Dataset records –
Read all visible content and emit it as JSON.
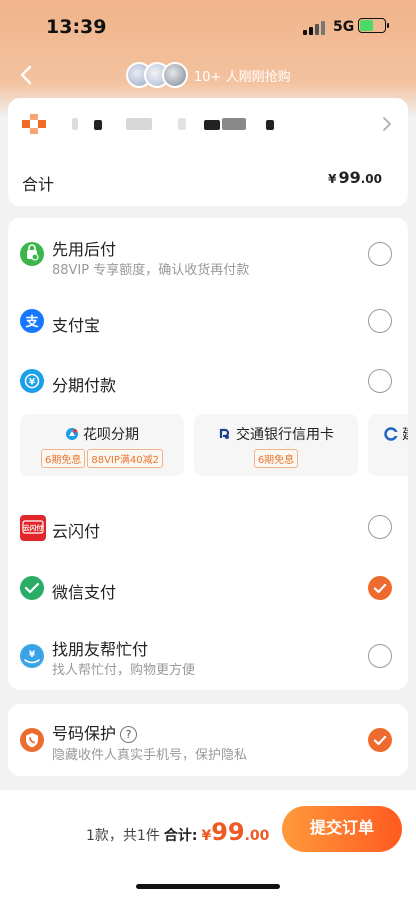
{
  "status_bar": {
    "time": "13:39",
    "network": "5G"
  },
  "nav": {
    "social_proof": "10+ 人刚刚抢购"
  },
  "order": {
    "total_label": "合计",
    "currency": "¥",
    "amount_int": "99",
    "amount_dec": ".00"
  },
  "payment_methods": [
    {
      "title": "先用后付",
      "subtitle": "88VIP 专享额度，确认收货再付款",
      "icon": "pay-later-icon",
      "color": "#3cb54a",
      "checked": false
    },
    {
      "title": "支付宝",
      "icon": "alipay-icon",
      "color": "#1677ff",
      "checked": false
    },
    {
      "title": "分期付款",
      "icon": "installment-icon",
      "color": "#1aa0e8",
      "checked": false
    },
    {
      "title": "云闪付",
      "icon": "unionpay-quickpass-icon",
      "color": "#e3262a",
      "checked": false
    },
    {
      "title": "微信支付",
      "icon": "wechat-pay-icon",
      "color": "#2aae67",
      "checked": true
    },
    {
      "title": "找朋友帮忙付",
      "subtitle": "找人帮忙付，购物更方便",
      "icon": "friend-pay-icon",
      "color": "#3aa3e8",
      "checked": false
    }
  ],
  "installment_options": [
    {
      "name": "花呗分期",
      "tags": [
        "6期免息",
        "88VIP满40减2"
      ],
      "icon": "huabei-icon"
    },
    {
      "name": "交通银行信用卡",
      "tags": [
        "6期免息"
      ],
      "icon": "bocom-icon"
    },
    {
      "name": "建",
      "tags": [],
      "icon": "ccb-icon"
    }
  ],
  "privacy": {
    "title": "号码保护",
    "help": "?",
    "subtitle": "隐藏收件人真实手机号，保护隐私",
    "checked": true
  },
  "bottom": {
    "count_text": "1款，共1件",
    "total_word": "合计:",
    "currency": "¥",
    "amount_int": "99",
    "amount_dec": ".00",
    "submit_label": "提交订单"
  },
  "colors": {
    "accent": "#ee6b2f",
    "header": "#f0b48a"
  }
}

Your task – All the material shown above is to be copied exactly, with no pictures carried over.

Solution for this exercise –
Read all visible content and emit it as JSON.
{
  "status_bar": {
    "time": "13:39",
    "network": "5G"
  },
  "nav": {
    "social_proof": "10+ 人刚刚抢购"
  },
  "order": {
    "total_label": "合计",
    "currency": "¥",
    "amount_int": "99",
    "amount_dec": ".00"
  },
  "payment_methods": [
    {
      "title": "先用后付",
      "subtitle": "88VIP 专享额度，确认收货再付款",
      "icon": "pay-later-icon",
      "color": "#3cb54a",
      "checked": false
    },
    {
      "title": "支付宝",
      "icon": "alipay-icon",
      "color": "#1677ff",
      "checked": false
    },
    {
      "title": "分期付款",
      "icon": "installment-icon",
      "color": "#1aa0e8",
      "checked": false
    },
    {
      "title": "云闪付",
      "icon": "unionpay-quickpass-icon",
      "color": "#e3262a",
      "checked": false
    },
    {
      "title": "微信支付",
      "icon": "wechat-pay-icon",
      "color": "#2aae67",
      "checked": true
    },
    {
      "title": "找朋友帮忙付",
      "subtitle": "找人帮忙付，购物更方便",
      "icon": "friend-pay-icon",
      "color": "#3aa3e8",
      "checked": false
    }
  ],
  "installment_options": [
    {
      "name": "花呗分期",
      "tags": [
        "6期免息",
        "88VIP满40减2"
      ],
      "icon": "huabei-icon"
    },
    {
      "name": "交通银行信用卡",
      "tags": [
        "6期免息"
      ],
      "icon": "bocom-icon"
    },
    {
      "name": "建",
      "tags": [],
      "icon": "ccb-icon"
    }
  ],
  "privacy": {
    "title": "号码保护",
    "help": "?",
    "subtitle": "隐藏收件人真实手机号，保护隐私",
    "checked": true
  },
  "bottom": {
    "count_text": "1款，共1件",
    "total_word": "合计:",
    "currency": "¥",
    "amount_int": "99",
    "amount_dec": ".00",
    "submit_label": "提交订单"
  },
  "colors": {
    "accent": "#ee6b2f",
    "header": "#f0b48a"
  }
}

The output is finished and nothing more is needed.